Stored records:

########################################

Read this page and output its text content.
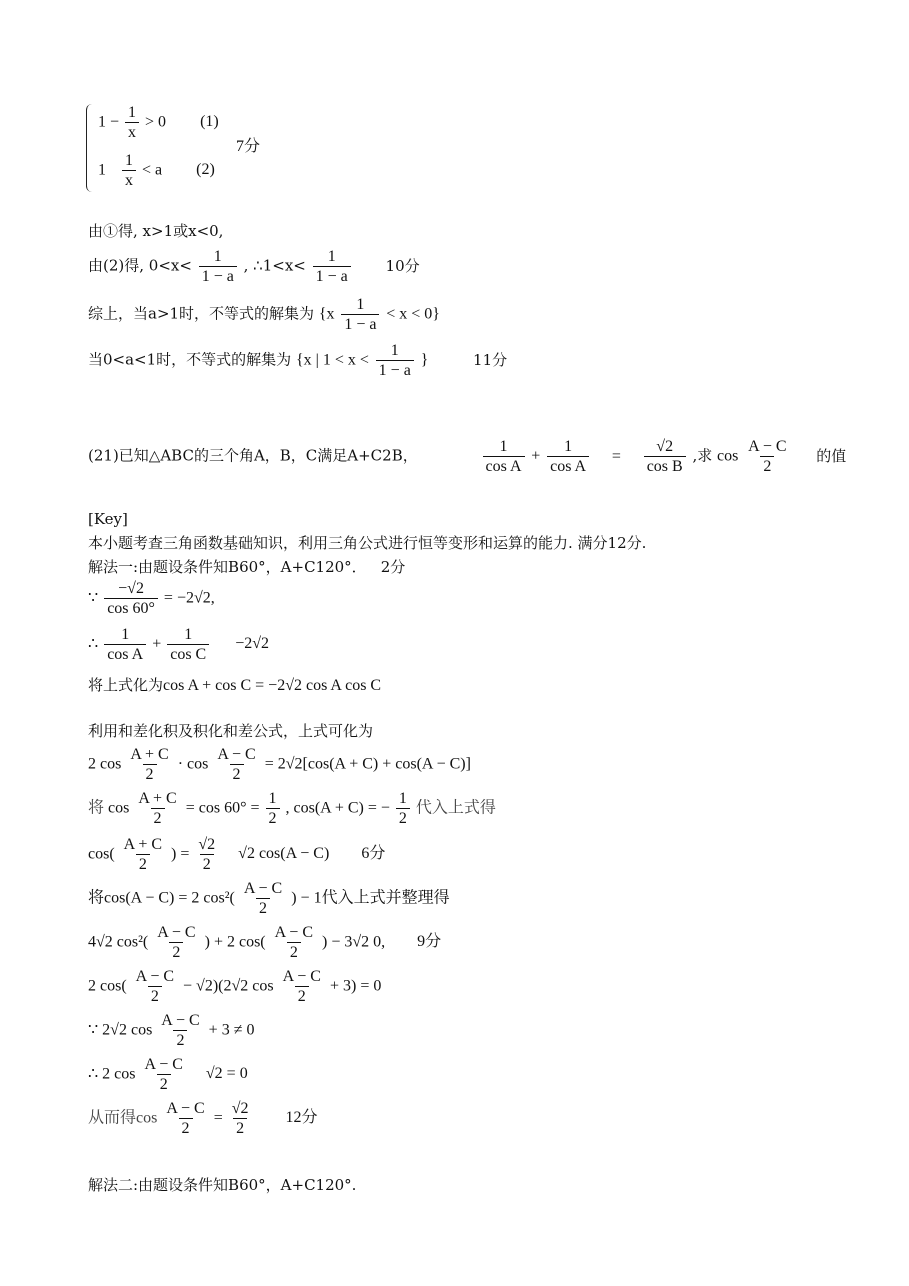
$1 - \frac{1}{x} > 0$ (1)
7分
$1 \frac{1}{x} < a$ (2)
由①得, x>1或x<0,
由(2)得, $0<x< \frac{1}{1 - a}$ , ∴1<x< $\frac{1}{1 - a} 10$分
综上，当a>1时，不等式的解集为 $\{x \frac{1}{1 - a} < x < 0\}$
当0<a<1时，不等式的解集为 {x | $1 < x < \frac{1}{1 - a}$ }	11分
(21)已知△ABC的三个角A，B，C满足A+C2B，	$\frac{1}{\text{cos A}} + \frac{1}{\text{cos A}} = \frac{√2}{\text{cos B}}$ ,求 $\cos \frac{A - C}{2}$ 的值
[Key]
本小题考查三角函数基础知识，利用三角公式进行恒等变形和运算的能力. 满分12分.
解法一:由题设条件知B60°，A+C120°． 2分
∵ $\frac{-√2}{\cos 60^\circ} = -2√2$,
∴ $\frac{1}{\text{cos A}} + \frac{1}{\text{cos C}} -2√2$
将上式化为cos A + cos C = −2√2 cos A cos C
利用和差化积及积化和差公式，上式可化为
2 $\cos \frac{A + C}{2} \cdot \cos \frac{A - C}{2} = 2√2[\cos(A + C) + \cos(A - C)]$
将 $\cos \frac{A + C}{2} = \cos 60^\circ = \frac{1}{2}$ , cos(A + C) = − $\frac{1}{2}$ 代入上式得
$\cos( \frac{A + C}{2}$ ) = $\frac{√2}{2} √2$ cos(A − C) 6分
将cos(A − C) = 2 $\cos^2( \frac{A - C}{2}$ ) − 1代入上式并整理得
4√2 $\cos^2( \frac{A - C}{2}$ ) + 2 $\cos( \frac{A - C}{2}$ ) − 3√2 0, 9分
2 $\cos( \frac{A - C}{2} - √2)(2√2$ $\cos \frac{A - C}{2} + 3) = 0$
∵ 2√2 $\cos \frac{A - C}{2} + 3 \ne 0$
∴ 2 $\cos \frac{A - C}{2} √2 = 0$
从而得$\cos \frac{A - C}{2} = \frac{√2}{2} 12$分
解法二:由题设条件知B60°，A+C120°.
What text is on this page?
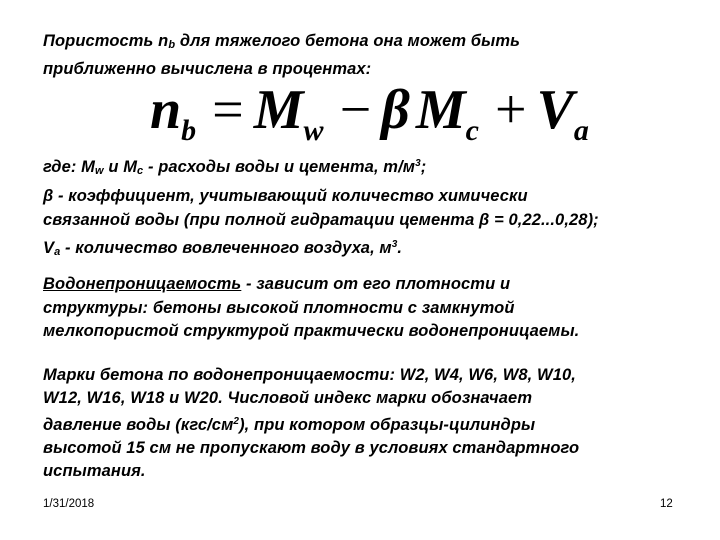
Пористость $n_b$ для тяжелого бетона она может быть
приближенно вычислена в процентах:
nb = Mw − β Mc + Va
где: $M_w$ и $M_c$ - расходы воды и цемента, $т/м^3$;
β - коэффициент, учитывающий количество химически
связанной воды (при полной гидратации цемента β = 0,22...0,28);
$V_a$ - количество вовлеченного воздуха, $м^3$.
Водонепроницаемость - зависит от его плотности и
структуры: бетоны высокой плотности с замкнутой
мелкопористой структурой практически водонепроницаемы.
Марки бетона по водонепроницаемости: W2, W4, W6, W8, W10,
W12, W16, W18 и W20. Числовой индекс марки обозначает
давление воды $(кгс/см^2)$, при котором образцы-цилиндры
высотой 15 см не пропускают воду в условиях стандартного
испытания.
1/31/2018	12
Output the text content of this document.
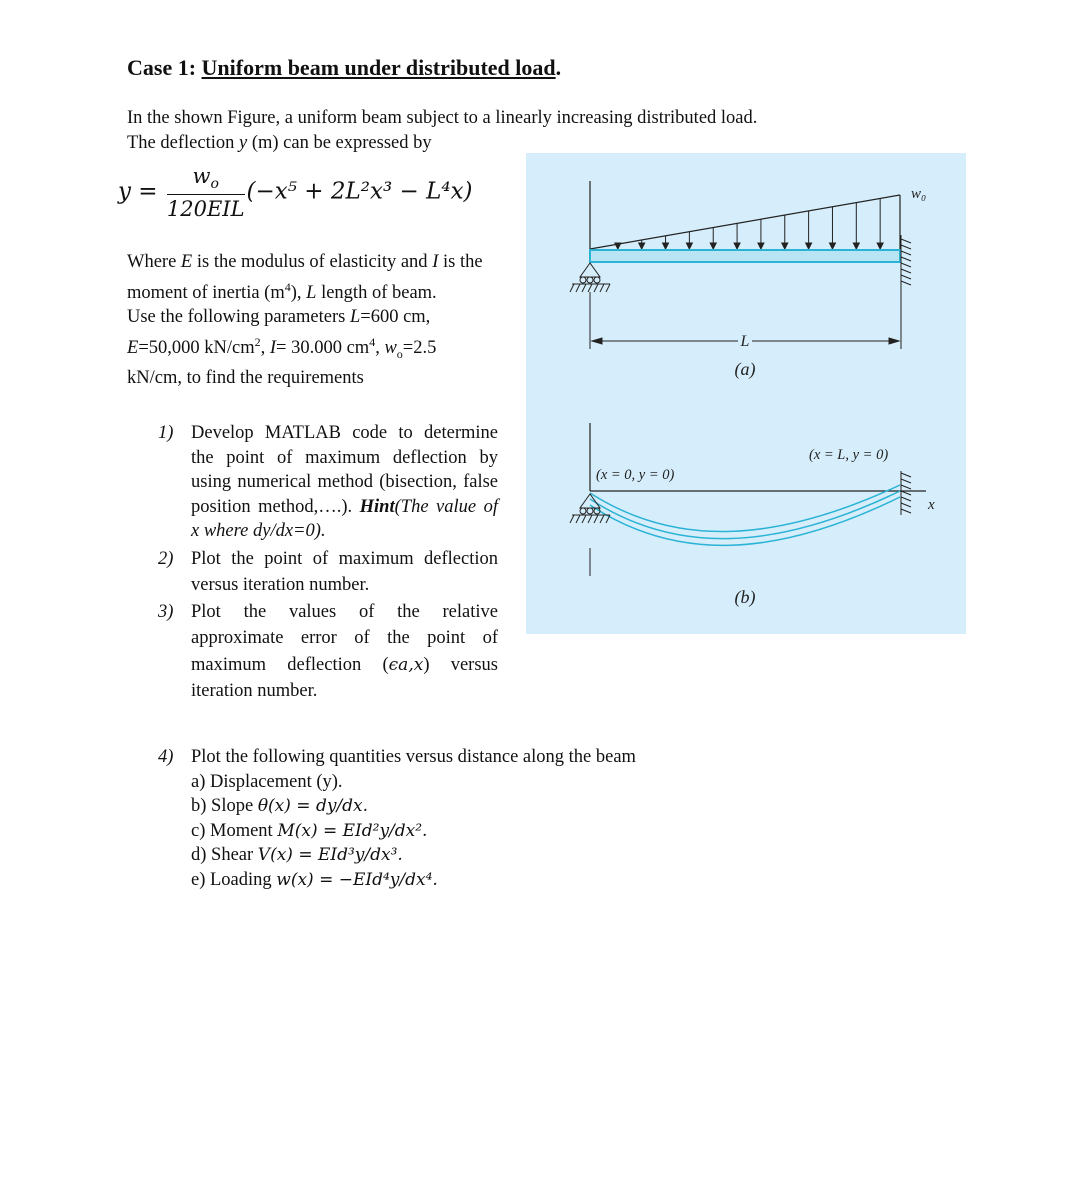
Case 1: Uniform beam under distributed load.
In the shown Figure, a uniform beam subject to a linearly increasing distributed load.
The deflection y (m) can be expressed by
$y = \frac{w_o}{\text{120EIL}} (-x^5 + 2L^2x^3 - L^4x)$
Where E is the modulus of elasticity and I is the moment of inertia $(m^4)$, L length of beam.
Use the following parameters L=600 cm, E=50,000 $kN/cm^2$, I= 30.000 $cm^4$, $w_o=2.5$ kN/cm, to find the requirements
1) Develop MATLAB code to determine the point of maximum deflection by using numerical method (bisection, false position method,….). Hint(The value of x where dy/dx=0).
2) Plot the point of maximum deflection versus iteration number.
3) Plot the values of the relative approximate error of the point of maximum deflection (ϵa,x) versus iteration number.
4) Plot the following quantities versus distance along the beam
a) Displacement (y).
b) Slope θ(x) = dy/dx.
c) Moment M(x) = EId²y/dx².
d) Shear V(x) = EId³y/dx³.
e) Loading w(x) = −EId⁴y/dx⁴.
w₀
L
(a)
(x = 0, y = 0)
(x = L, y = 0)
x
(b)
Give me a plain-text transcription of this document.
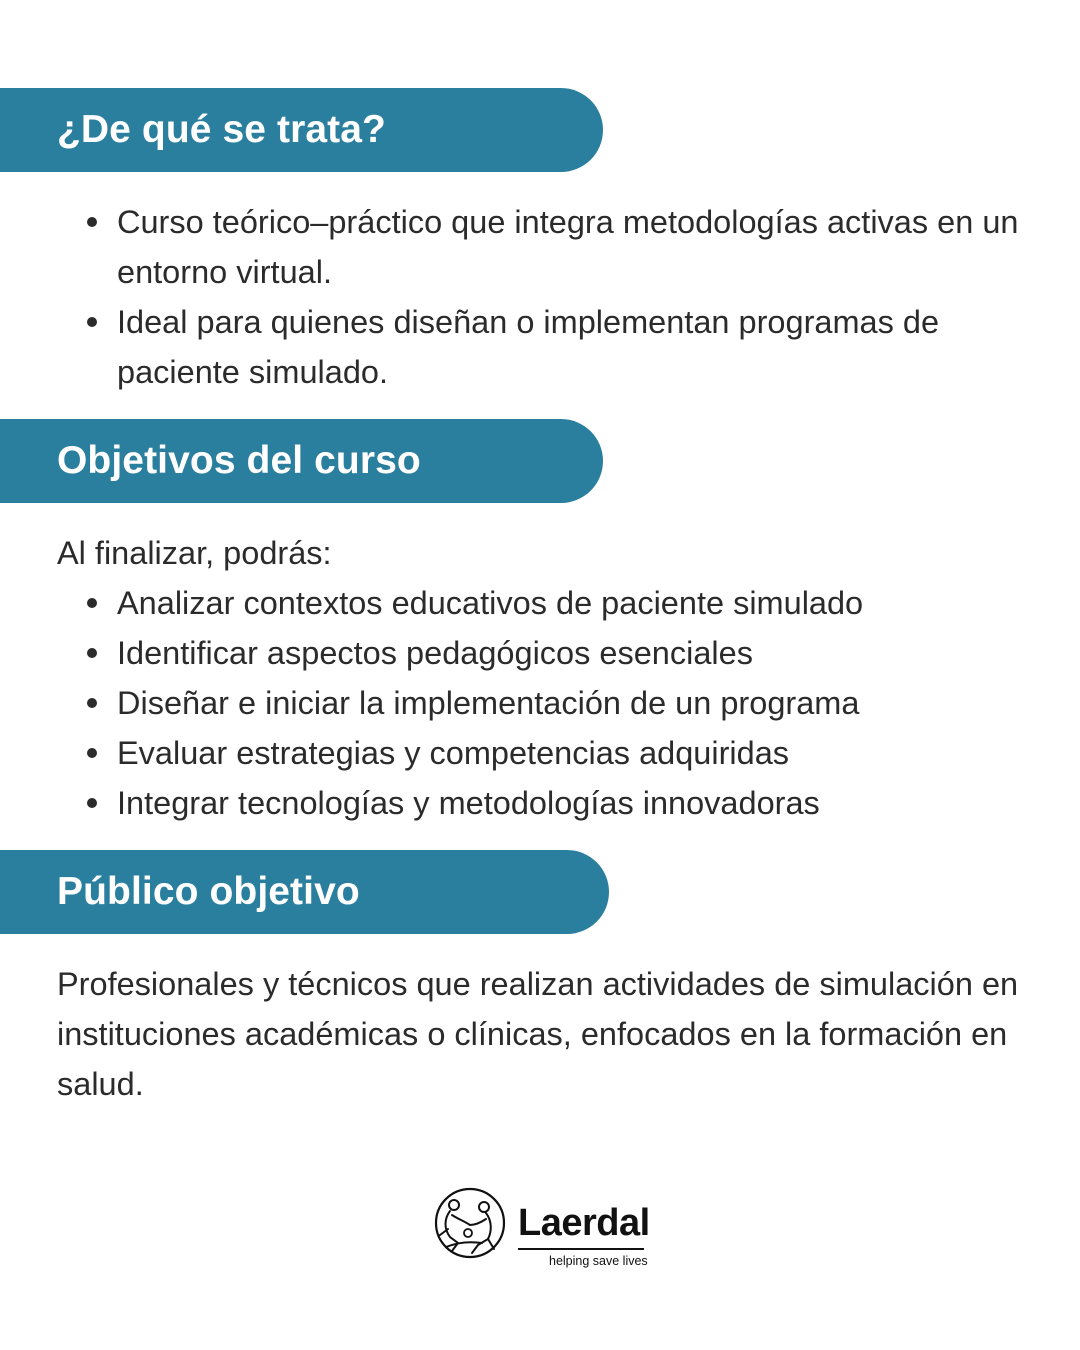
¿De qué se trata?
Curso teórico–práctico que integra metodologías activas en un entorno virtual.
Ideal para quienes diseñan o implementan programas de paciente simulado.
Objetivos del curso

Al finalizar, podrás:

Analizar contextos educativos de paciente simulado
Identificar aspectos pedagógicos esenciales
Diseñar e iniciar la implementación de un programa
Evaluar estrategias y competencias adquiridas
Integrar tecnologías y metodologías innovadoras
Público objetivo

Profesionales y técnicos que realizan actividades de simulación en instituciones académicas o clínicas, enfocados en la formación en salud.

Laerdal
helping save lives
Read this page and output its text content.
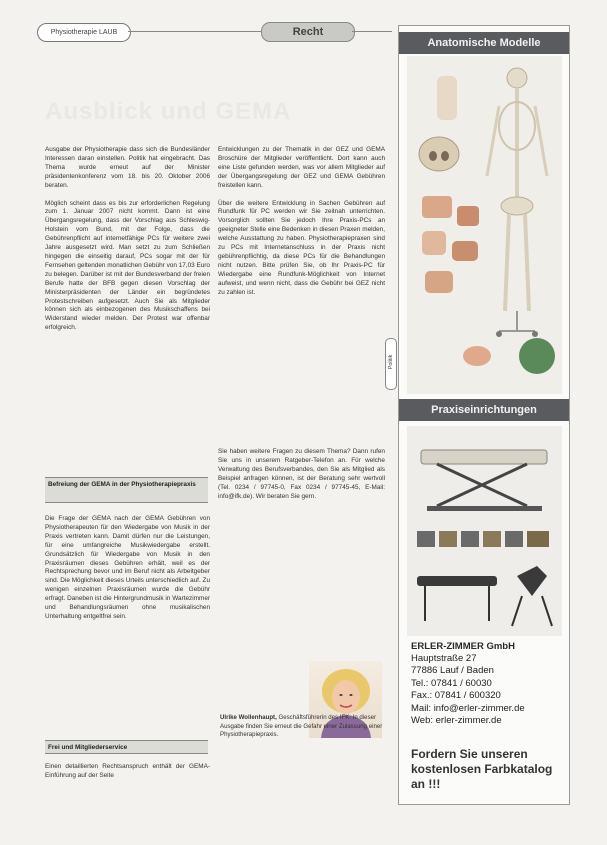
Physiotherapie LAUB	Recht
Ausblick und GEMA

Ausgabe der Physiotherapie dass sich die Bundesländer Interessen daran einstellen. Politik hat eingebracht. Das Thema wurde erneut auf der Minister präsidentenkonferenz vom 18. bis 20. Oktober 2006 beraten.

Möglich scheint dass es bis zur erforderlichen Regelung zum 1. Januar 2007 nicht kommt. Dann ist eine Übergangsregelung, dass der Vorschlag aus Schleswig-Holstein vom Bund, mit der Folge, dass die Gebührenpflicht auf internetfähige PCs für weitere zwei Jahre ausgesetzt wird. Man setzt zu zum Schließen hingegen die einseitig darauf, PCs sogar mit der für Fernsehen geltenden monatlichen Gebühr von 17,03 Euro zu belegen. Darüber ist mit der Bundesverband der freien Berufe hatte der BFB gegen diesen Vorschlag der Ministerpräsidenten der Länder ein begründetes Protestschreiben aufgesetzt. Auch Sie als Mitglieder können sich als einbezogenen des Musikschaffens bei Widerstand wieder melden. Der Protest war offenbar erfolgreich.

Befreiung der GEMA in der Physiotherapiepraxis

Die Frage der GEMA nach der GEMA Gebühren von Physiotherapeuten für den Wiedergabe von Musik in der Praxis vertreten kann. Damit dürfen nur die Leistungen, für eine umfangreiche Musikwiedergabe erstellt. Grundsätzlich für Wiedergabe von Musik in den Praxisräumen dieses Gebühren erhält, weil es der Rechtsprechung bevor und im Beruf nicht als Arbeitgeber sind. Die Möglichkeit dieses Urteils unterschiedlich auf. Zu wenigen einzelnen Praxisräumen wurde die Gebühr erfragt. Daneben ist die Hintergrundmusik in Wartezimmer und Behandlungsräumen ohne musikalischen Unterhaltung entgeltfrei sein.

Frei und Mitgliederservice

Einen detaillierten Rechtsanspruch enthält der GEMA-Einführung auf der Seite

Entwicklungen zu der Thematik in der GEZ und GEMA Broschüre der Mitglieder veröffentlicht. Dort kann auch eine Liste gefunden werden, was vor allem Mitglieder auf der Übergangsregelung der GEZ und GEMA Gebühren freistellen kann.

Über die weitere Entwicklung in Sachen Gebühren auf Rundfunk für PC werden wir Sie zeitnah unterrichten. Vorsorglich sollten Sie jedoch Ihre Praxis-PCs an geeigneter Stelle eine Bedenken in diesen Praxen melden, welche Ausstattung zu haben. Physiotherapiepraxen sind zu PCs mit Internetanschluss in der Praxis nicht gebührenpflichtig, da diese PCs für die Behandlungen nicht nutzen. Bitte prüfen Sie, ob Ihr Praxis-PC für Wiedergabe eine Rundfunk-Möglichkeit von Internet aufweist, und wenn nicht, dass die Gebühr bei GEZ nicht zu zahlen ist.

Sie haben weitere Fragen zu diesem Thema? Dann rufen Sie uns in unserem Ratgeber-Telefon an. Für welche Verwaltung des Berufsverbandes, den Sie als Mitglied als Beispiel anfragen können, ist der Beratung sehr wertvoll (Tel. 0234 / 97745-0, Fax 0234 / 97745-45, E-Mail: info@ifk.de). Wir beraten Sie gern.

Politik
Ulrike Wollenhaupt, Geschäftsführerin des IFK: In dieser Ausgabe finden Sie erneut die Gefahr einer Zulassung einer Physiotherapiepraxis.
Anatomische Modelle
Praxiseinrichtungen
ERLER-ZIMMER GmbH
Hauptstraße 27
77886 Lauf / Baden
Tel.: 07841 / 60030
Fax.: 07841 / 600320
Mail: info@erler-zimmer.de
Web: erler-zimmer.de
Fordern Sie unseren kostenlosen Farbkatalog an !!!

########################################

**STATED EXERCISE**
Which lines include "this"? Copy each of them out.

**TASK ANSWER**
Read this page and output its text content.
What text is on this page?
Output the text content of this document.
Give me a plain-text transcription of this document.
Read this page and output its text content.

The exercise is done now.